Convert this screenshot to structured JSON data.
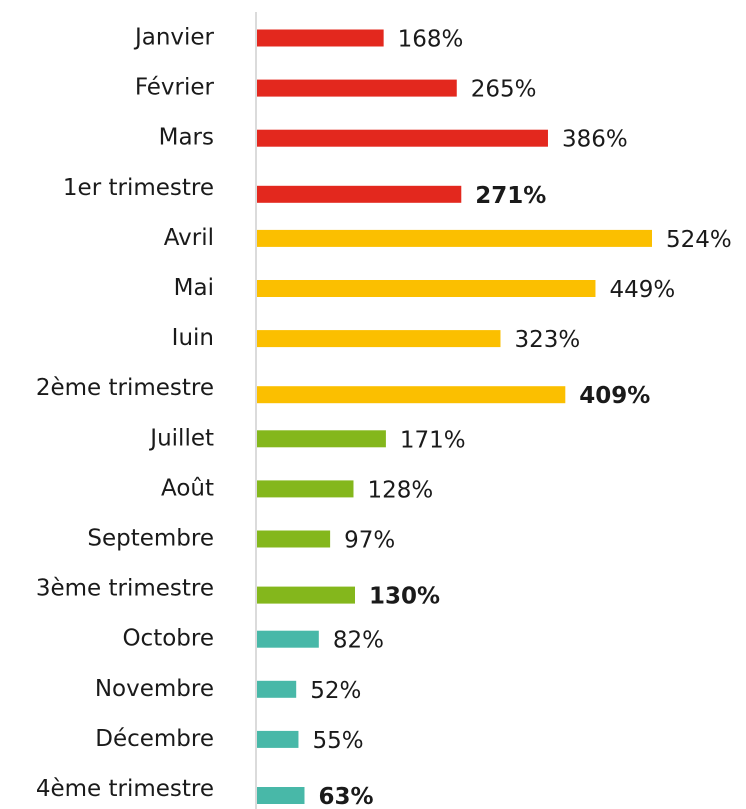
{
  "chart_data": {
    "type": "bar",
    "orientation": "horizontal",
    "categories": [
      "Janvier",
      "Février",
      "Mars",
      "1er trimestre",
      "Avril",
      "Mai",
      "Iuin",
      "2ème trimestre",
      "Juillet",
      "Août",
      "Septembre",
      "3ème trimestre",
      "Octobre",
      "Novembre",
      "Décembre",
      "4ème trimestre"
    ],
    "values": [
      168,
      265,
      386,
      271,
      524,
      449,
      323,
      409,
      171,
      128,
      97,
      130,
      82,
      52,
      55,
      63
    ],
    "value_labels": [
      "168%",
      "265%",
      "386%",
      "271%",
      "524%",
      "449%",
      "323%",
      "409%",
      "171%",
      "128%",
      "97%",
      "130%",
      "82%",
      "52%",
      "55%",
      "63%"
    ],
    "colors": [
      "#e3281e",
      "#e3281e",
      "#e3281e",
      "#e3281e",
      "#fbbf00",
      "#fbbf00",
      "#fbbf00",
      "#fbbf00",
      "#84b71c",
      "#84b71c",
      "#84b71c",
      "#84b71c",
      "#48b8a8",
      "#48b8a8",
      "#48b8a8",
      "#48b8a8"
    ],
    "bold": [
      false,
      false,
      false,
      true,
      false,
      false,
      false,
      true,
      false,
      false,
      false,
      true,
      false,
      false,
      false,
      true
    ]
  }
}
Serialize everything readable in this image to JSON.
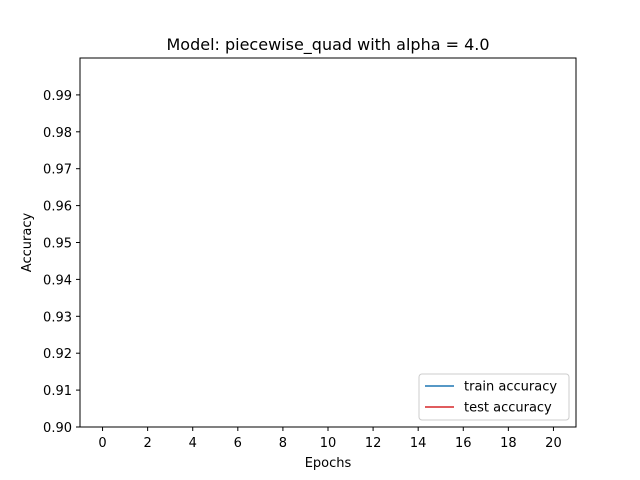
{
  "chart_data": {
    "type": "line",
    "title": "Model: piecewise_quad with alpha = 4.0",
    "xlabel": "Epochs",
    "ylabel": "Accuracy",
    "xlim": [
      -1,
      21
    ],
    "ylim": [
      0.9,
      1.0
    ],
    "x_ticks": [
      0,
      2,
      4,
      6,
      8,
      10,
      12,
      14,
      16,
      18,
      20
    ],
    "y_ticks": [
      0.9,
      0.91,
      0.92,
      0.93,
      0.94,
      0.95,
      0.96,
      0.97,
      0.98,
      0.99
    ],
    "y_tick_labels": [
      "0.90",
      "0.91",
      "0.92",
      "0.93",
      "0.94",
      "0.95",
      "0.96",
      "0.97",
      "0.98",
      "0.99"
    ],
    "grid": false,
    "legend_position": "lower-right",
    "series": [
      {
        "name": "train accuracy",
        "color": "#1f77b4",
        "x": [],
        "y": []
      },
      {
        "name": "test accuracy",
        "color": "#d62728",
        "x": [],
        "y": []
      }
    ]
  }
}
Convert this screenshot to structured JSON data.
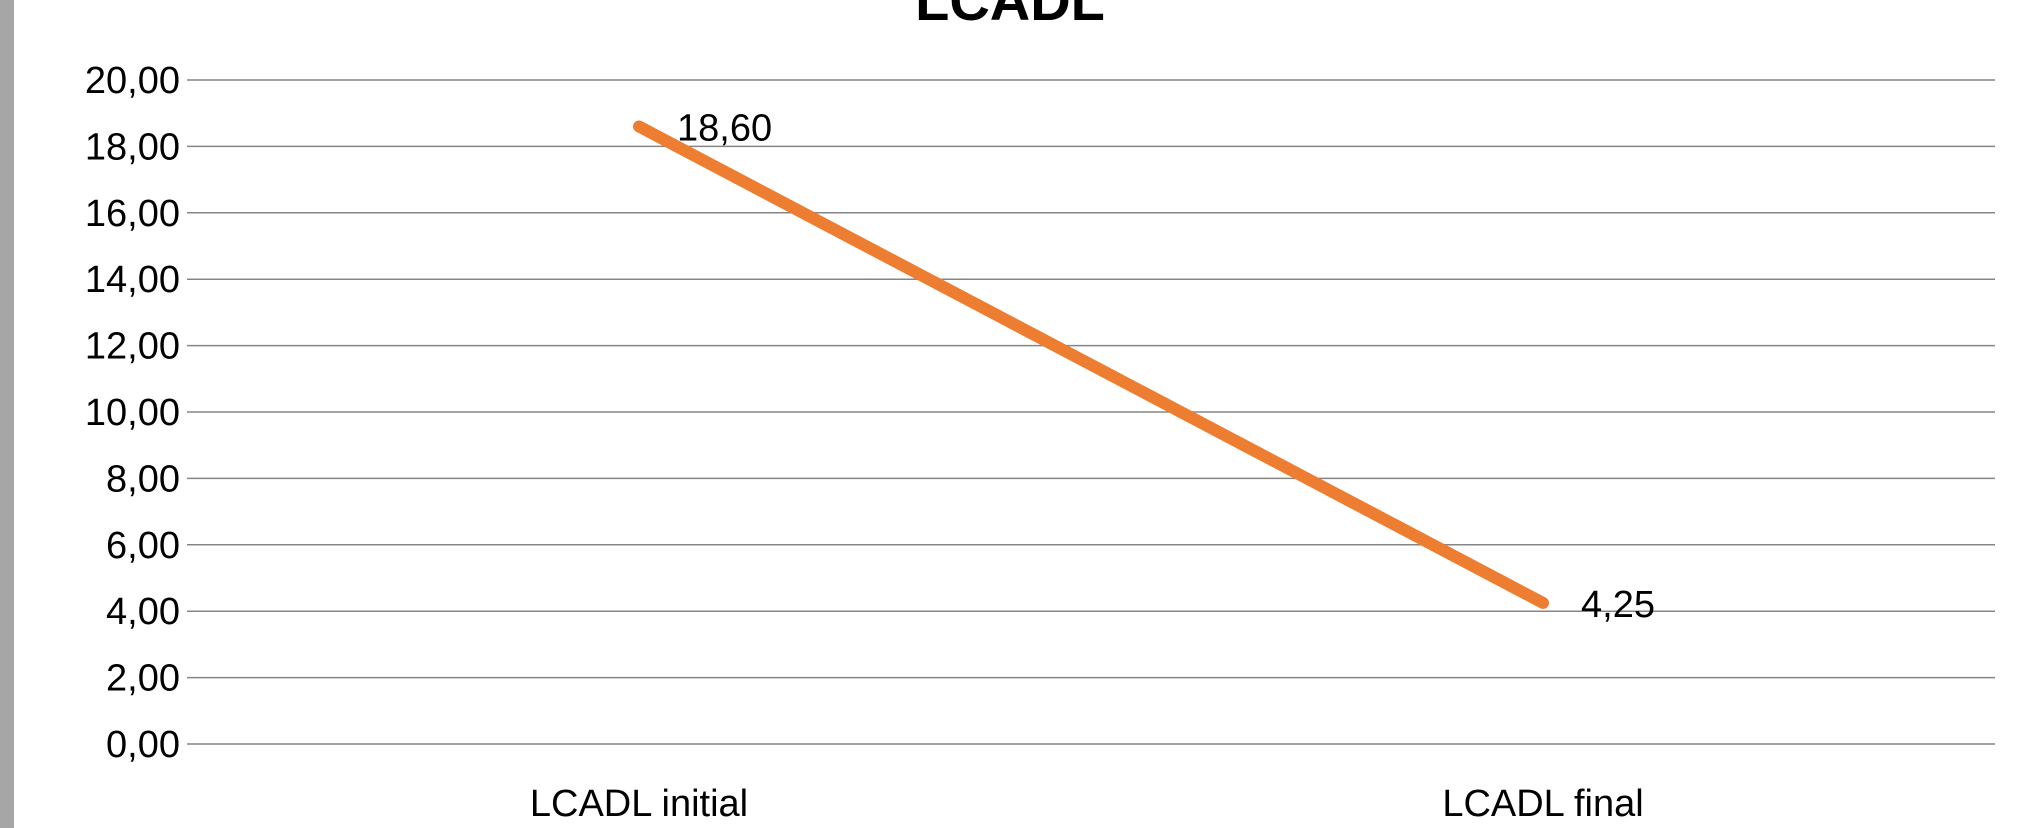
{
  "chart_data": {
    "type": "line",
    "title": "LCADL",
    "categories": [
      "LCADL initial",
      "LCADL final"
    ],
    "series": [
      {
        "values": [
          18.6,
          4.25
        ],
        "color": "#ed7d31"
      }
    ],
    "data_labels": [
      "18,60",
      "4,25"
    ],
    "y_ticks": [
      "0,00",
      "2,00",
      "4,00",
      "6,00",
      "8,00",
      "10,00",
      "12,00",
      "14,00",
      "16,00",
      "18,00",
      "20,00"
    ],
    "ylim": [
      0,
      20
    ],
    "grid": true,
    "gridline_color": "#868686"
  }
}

§ §

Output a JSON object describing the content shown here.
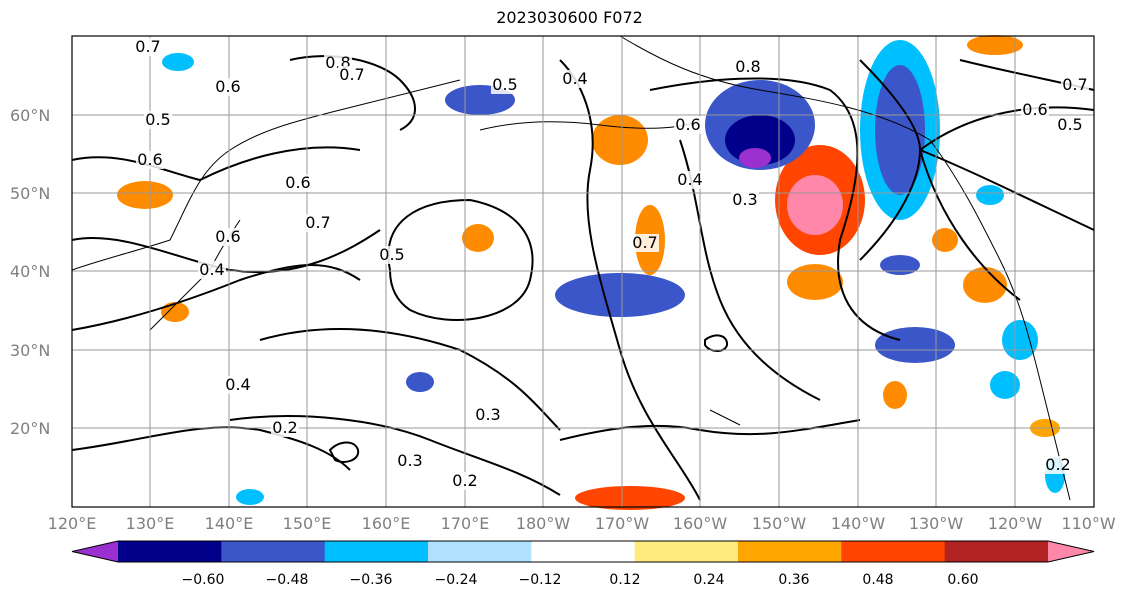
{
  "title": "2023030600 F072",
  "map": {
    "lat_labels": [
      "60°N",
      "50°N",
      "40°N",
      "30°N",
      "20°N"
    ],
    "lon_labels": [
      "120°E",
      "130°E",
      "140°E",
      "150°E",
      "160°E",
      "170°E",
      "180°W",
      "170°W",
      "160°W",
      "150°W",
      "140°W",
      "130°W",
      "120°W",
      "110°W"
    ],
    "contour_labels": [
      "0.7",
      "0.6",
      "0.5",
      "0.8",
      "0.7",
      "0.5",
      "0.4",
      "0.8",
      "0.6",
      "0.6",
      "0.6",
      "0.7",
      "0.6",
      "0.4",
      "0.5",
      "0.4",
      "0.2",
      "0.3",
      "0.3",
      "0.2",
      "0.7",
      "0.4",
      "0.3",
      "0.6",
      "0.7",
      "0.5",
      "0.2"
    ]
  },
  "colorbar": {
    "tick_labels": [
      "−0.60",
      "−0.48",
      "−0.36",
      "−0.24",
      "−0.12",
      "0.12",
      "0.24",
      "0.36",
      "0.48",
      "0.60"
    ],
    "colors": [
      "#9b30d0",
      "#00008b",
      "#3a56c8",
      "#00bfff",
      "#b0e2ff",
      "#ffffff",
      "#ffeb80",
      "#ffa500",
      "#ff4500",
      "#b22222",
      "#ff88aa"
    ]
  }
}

§ §

Problem
Determine how many lines of this listing contain "name", and give only the number.

Exercise answer
2